What is asked: Pictures do not belong in the copy; quote every entry below exactly.

Provided records:
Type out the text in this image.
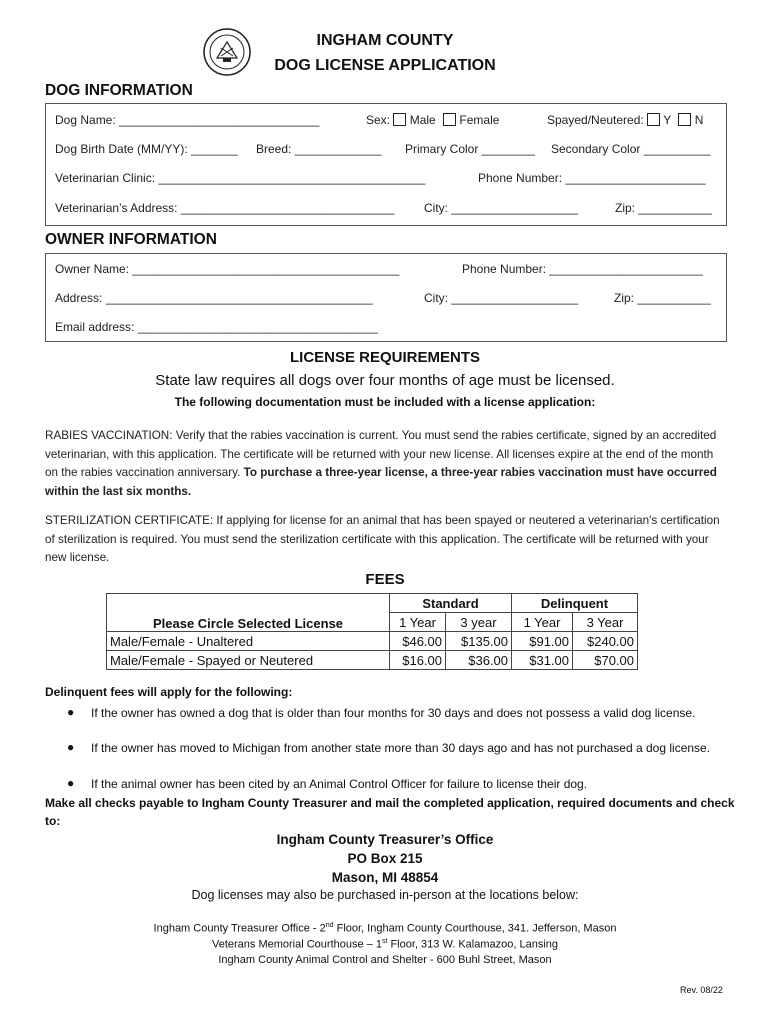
INGHAM COUNTY
DOG LICENSE APPLICATION
DOG INFORMATION
Dog Name: ______________________________	Sex: Male Female	Spayed/Neutered: Y N
Dog Birth Date (MM/YY): _______ Breed: _____________ Primary Color ________ Secondary Color __________
Veterinarian Clinic: ________________________________________	Phone Number: _____________________
Veterinarian’s Address: ________________________________ City: ___________________	Zip: ___________
OWNER INFORMATION
Owner Name: ________________________________________	Phone Number: _______________________
Address: ________________________________________	City: ___________________	Zip: ___________
Email address: ____________________________________
LICENSE REQUIREMENTS
State law requires all dogs over four months of age must be licensed.
The following documentation must be included with a license application:
RABIES VACCINATION: Verify that the rabies vaccination is current. You must send the rabies certificate, signed by an accredited veterinarian, with this application. The certificate will be returned with your new license. All licenses expire at the end of the month on the rabies vaccination anniversary. To purchase a three-year license, a three-year rabies vaccination must have occurred within the last six months.
STERILIZATION CERTIFICATE: If applying for license for an animal that has been spayed or neutered a veterinarian's certification of sterilization is required. You must send the sterilization certificate with this application. The certificate will be returned with your new license.
FEES
Please Circle Selected License	Standard		Delinquent	
	1 Year	3 year	1 Year	3 Year
Male/Female - Unaltered	$46.00	$135.00	$91.00	$240.00
Male/Female - Spayed or Neutered	$16.00	$36.00	$31.00	$70.00
Delinquent fees will apply for the following:
● If the owner has owned a dog that is older than four months for 30 days and does not possess a valid dog license.
● If the owner has moved to Michigan from another state more than 30 days ago and has not purchased a dog license.
● If the animal owner has been cited by an Animal Control Officer for failure to license their dog.
Make all checks payable to Ingham County Treasurer and mail the completed application, required documents and check to:
Ingham County Treasurer’s Office
PO Box 215
Mason, MI 48854
Dog licenses may also be purchased in-person at the locations below:
Ingham County Treasurer Office - 2nd Floor, Ingham County Courthouse, 341. Jefferson, Mason
Veterans Memorial Courthouse – 1st Floor, 313 W. Kalamazoo, Lansing
Ingham County Animal Control and Shelter - 600 Buhl Street, Mason
Rev. 08/22
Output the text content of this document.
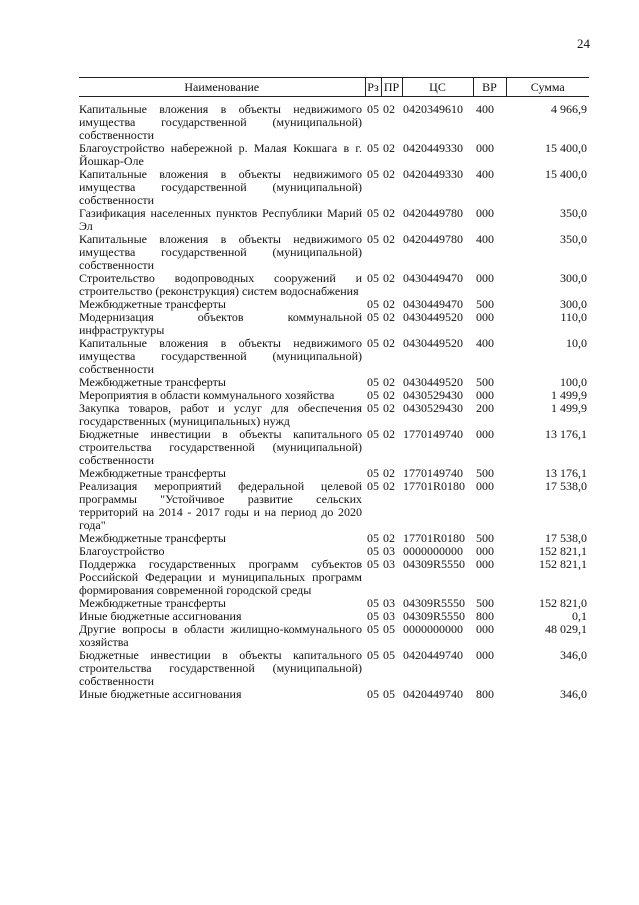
24
Наименование	Рз	ПР	ЦС	ВР	Сумма
Капитальные вложения в объекты недвижимого имущества государственной (муниципальной) собственности	05	02	0420349610	400	4 966,9
Благоустройство набережной р. Малая Кокшага в г. Йошкар-Оле	05	02	0420449330	000	15 400,0
Капитальные вложения в объекты недвижимого имущества государственной (муниципальной) собственности	05	02	0420449330	400	15 400,0
Газификация населенных пунктов Республики Марий Эл	05	02	0420449780	000	350,0
Капитальные вложения в объекты недвижимого имущества государственной (муниципальной) собственности	05	02	0420449780	400	350,0
Строительство водопроводных сооружений и строительство (реконструкция) систем водоснабжения	05	02	0430449470	000	300,0
Межбюджетные трансферты	05	02	0430449470	500	300,0
Модернизация объектов коммунальной инфраструктуры	05	02	0430449520	000	110,0
Капитальные вложения в объекты недвижимого имущества государственной (муниципальной) собственности	05	02	0430449520	400	10,0
Межбюджетные трансферты	05	02	0430449520	500	100,0
Мероприятия в области коммунального хозяйства	05	02	0430529430	000	1 499,9
Закупка товаров, работ и услуг для обеспечения государственных (муниципальных) нужд	05	02	0430529430	200	1 499,9
Бюджетные инвестиции в объекты капитального строительства государственной (муниципальной) собственности	05	02	1770149740	000	13 176,1
Межбюджетные трансферты	05	02	1770149740	500	13 176,1
Реализация мероприятий федеральной целевой программы "Устойчивое развитие сельских территорий на 2014 - 2017 годы и на период до 2020 года"	05	02	17701R0180	000	17 538,0
Межбюджетные трансферты	05	02	17701R0180	500	17 538,0
Благоустройство	05	03	0000000000	000	152 821,1
Поддержка государственных программ субъектов Российской Федерации и муниципальных программ формирования современной городской среды	05	03	04309R5550	000	152 821,1
Межбюджетные трансферты	05	03	04309R5550	500	152 821,0
Иные бюджетные ассигнования	05	03	04309R5550	800	0,1
Другие вопросы в области жилищно-коммунального хозяйства	05	05	0000000000	000	48 029,1
Бюджетные инвестиции в объекты капитального строительства государственной (муниципальной) собственности	05	05	0420449740	000	346,0
Иные бюджетные ассигнования	05	05	0420449740	800	346,0
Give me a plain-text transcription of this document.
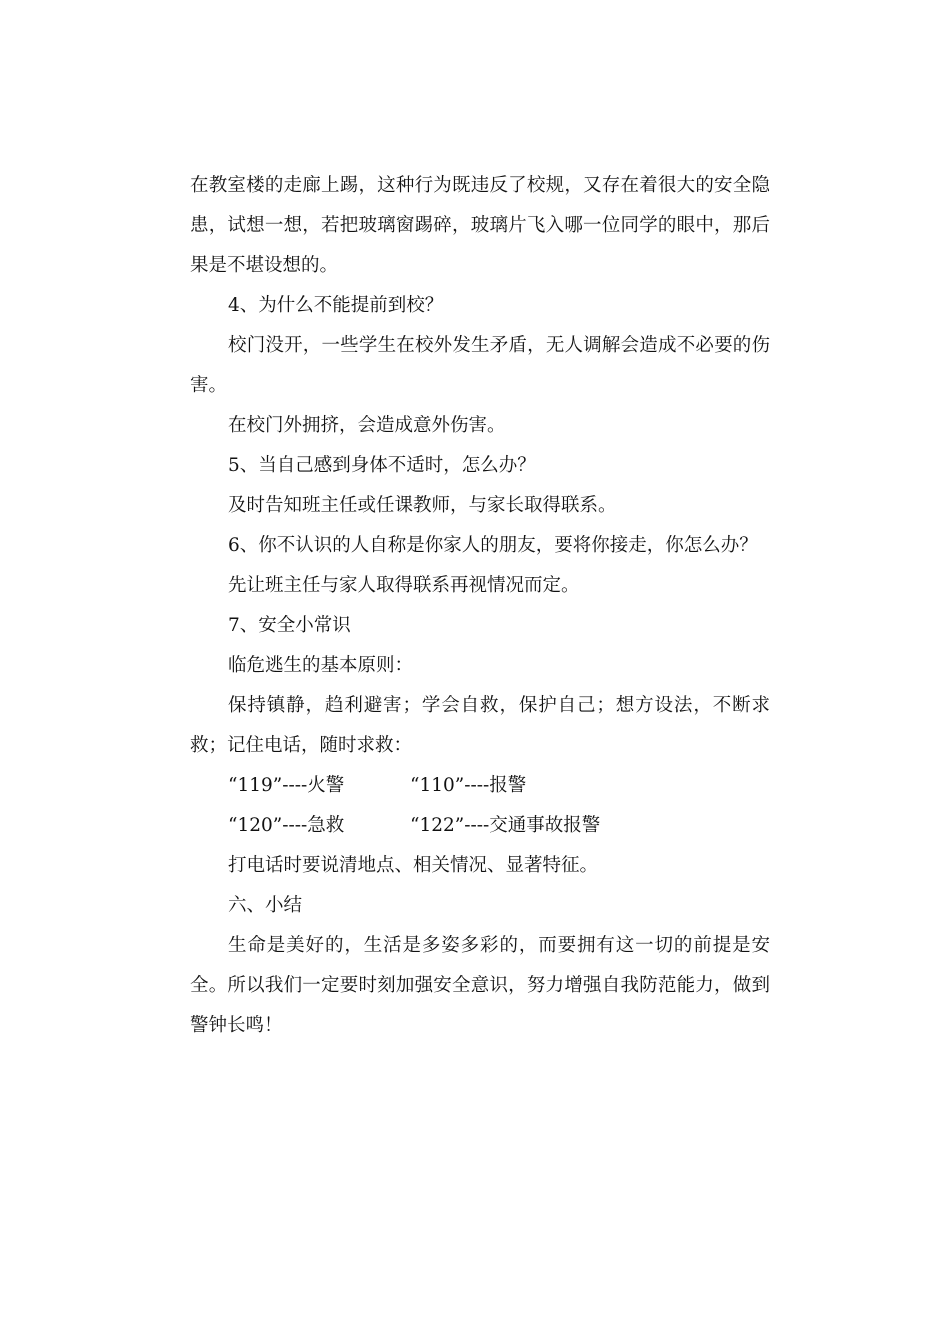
在教室楼的走廊上踢，这种行为既违反了校规，又存在着很大的安全隐患，试想一想，若把玻璃窗踢碎，玻璃片飞入哪一位同学的眼中，那后果是不堪设想的。

4、为什么不能提前到校？

校门没开，一些学生在校外发生矛盾，无人调解会造成不必要的伤害。

在校门外拥挤，会造成意外伤害。

5、当自己感到身体不适时，怎么办？

及时告知班主任或任课教师，与家长取得联系。

6、你不认识的人自称是你家人的朋友，要将你接走，你怎么办？

先让班主任与家人取得联系再视情况而定。

7、安全小常识

临危逃生的基本原则：

保持镇静，趋利避害；学会自救，保护自己；想方设法，不断求救；记住电话，随时求救：

“119”----火警	“110”----报警
“120”----急救	“122”----交通事故报警

打电话时要说清地点、相关情况、显著特征。

六、小结

生命是美好的，生活是多姿多彩的，而要拥有这一切的前提是安全。所以我们一定要时刻加强安全意识，努力增强自我防范能力，做到警钟长鸣！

The output:
Type out the text in this image.
INGHAM COUNTY
DOG LICENSE APPLICATION
DOG INFORMATION
Dog Name: ______________________________	Sex: Male Female	Spayed/Neutered: Y N
Dog Birth Date (MM/YY): _______ Breed: _____________ Primary Color ________ Secondary Color __________
Veterinarian Clinic: ________________________________________	Phone Number: _____________________
Veterinarian’s Address: ________________________________ City: ___________________	Zip: ___________
OWNER INFORMATION
Owner Name: ________________________________________	Phone Number: _______________________
Address: ________________________________________	City: ___________________	Zip: ___________
Email address: ____________________________________
LICENSE REQUIREMENTS
State law requires all dogs over four months of age must be licensed.
The following documentation must be included with a license application:
RABIES VACCINATION: Verify that the rabies vaccination is current. You must send the rabies certificate, signed by an accredited veterinarian, with this application. The certificate will be returned with your new license. All licenses expire at the end of the month on the rabies vaccination anniversary. To purchase a three-year license, a three-year rabies vaccination must have occurred within the last six months.
STERILIZATION CERTIFICATE: If applying for license for an animal that has been spayed or neutered a veterinarian's certification of sterilization is required. You must send the sterilization certificate with this application. The certificate will be returned with your new license.
FEES
Please Circle Selected License	Standard		Delinquent	
	1 Year	3 year	1 Year	3 Year
Male/Female - Unaltered	$46.00	$135.00	$91.00	$240.00
Male/Female - Spayed or Neutered	$16.00	$36.00	$31.00	$70.00
Delinquent fees will apply for the following:
● If the owner has owned a dog that is older than four months for 30 days and does not possess a valid dog license.
● If the owner has moved to Michigan from another state more than 30 days ago and has not purchased a dog license.
● If the animal owner has been cited by an Animal Control Officer for failure to license their dog.
Make all checks payable to Ingham County Treasurer and mail the completed application, required documents and check to:
Ingham County Treasurer’s Office
PO Box 215
Mason, MI 48854
Dog licenses may also be purchased in-person at the locations below:
Ingham County Treasurer Office - 2nd Floor, Ingham County Courthouse, 341. Jefferson, Mason
Veterans Memorial Courthouse – 1st Floor, 313 W. Kalamazoo, Lansing
Ingham County Animal Control and Shelter - 600 Buhl Street, Mason
Rev. 08/22
Output the text content of this document.
24
Наименование	Рз	ПР	ЦС	ВР	Сумма
Капитальные вложения в объекты недвижимого имущества государственной (муниципальной) собственности	05	02	0420349610	400	4 966,9
Благоустройство набережной р. Малая Кокшага в г. Йошкар-Оле	05	02	0420449330	000	15 400,0
Капитальные вложения в объекты недвижимого имущества государственной (муниципальной) собственности	05	02	0420449330	400	15 400,0
Газификация населенных пунктов Республики Марий Эл	05	02	0420449780	000	350,0
Капитальные вложения в объекты недвижимого имущества государственной (муниципальной) собственности	05	02	0420449780	400	350,0
Строительство водопроводных сооружений и строительство (реконструкция) систем водоснабжения	05	02	0430449470	000	300,0
Межбюджетные трансферты	05	02	0430449470	500	300,0
Модернизация объектов коммунальной инфраструктуры	05	02	0430449520	000	110,0
Капитальные вложения в объекты недвижимого имущества государственной (муниципальной) собственности	05	02	0430449520	400	10,0
Межбюджетные трансферты	05	02	0430449520	500	100,0
Мероприятия в области коммунального хозяйства	05	02	0430529430	000	1 499,9
Закупка товаров, работ и услуг для обеспечения государственных (муниципальных) нужд	05	02	0430529430	200	1 499,9
Бюджетные инвестиции в объекты капитального строительства государственной (муниципальной) собственности	05	02	1770149740	000	13 176,1
Межбюджетные трансферты	05	02	1770149740	500	13 176,1
Реализация мероприятий федеральной целевой программы "Устойчивое развитие сельских территорий на 2014 - 2017 годы и на период до 2020 года"	05	02	17701R0180	000	17 538,0
Межбюджетные трансферты	05	02	17701R0180	500	17 538,0
Благоустройство	05	03	0000000000	000	152 821,1
Поддержка государственных программ субъектов Российской Федерации и муниципальных программ формирования современной городской среды	05	03	04309R5550	000	152 821,1
Межбюджетные трансферты	05	03	04309R5550	500	152 821,0
Иные бюджетные ассигнования	05	03	04309R5550	800	0,1
Другие вопросы в области жилищно-коммунального хозяйства	05	05	0000000000	000	48 029,1
Бюджетные инвестиции в объекты капитального строительства государственной (муниципальной) собственности	05	05	0420449740	000	346,0
Иные бюджетные ассигнования	05	05	0420449740	800	346,0
Give me a plain-text transcription of this document.
在教室楼的走廊上踢，这种行为既违反了校规，又存在着很大的安全隐患，试想一想，若把玻璃窗踢碎，玻璃片飞入哪一位同学的眼中，那后果是不堪设想的。

4、为什么不能提前到校？

校门没开，一些学生在校外发生矛盾，无人调解会造成不必要的伤害。

在校门外拥挤，会造成意外伤害。

5、当自己感到身体不适时，怎么办？

及时告知班主任或任课教师，与家长取得联系。

6、你不认识的人自称是你家人的朋友，要将你接走，你怎么办？

先让班主任与家人取得联系再视情况而定。

7、安全小常识

临危逃生的基本原则：

保持镇静，趋利避害；学会自救，保护自己；想方设法，不断求救；记住电话，随时求救：

“119”----火警	“110”----报警
“120”----急救	“122”----交通事故报警

打电话时要说清地点、相关情况、显著特征。

六、小结

生命是美好的，生活是多姿多彩的，而要拥有这一切的前提是安全。所以我们一定要时刻加强安全意识，努力增强自我防范能力，做到警钟长鸣！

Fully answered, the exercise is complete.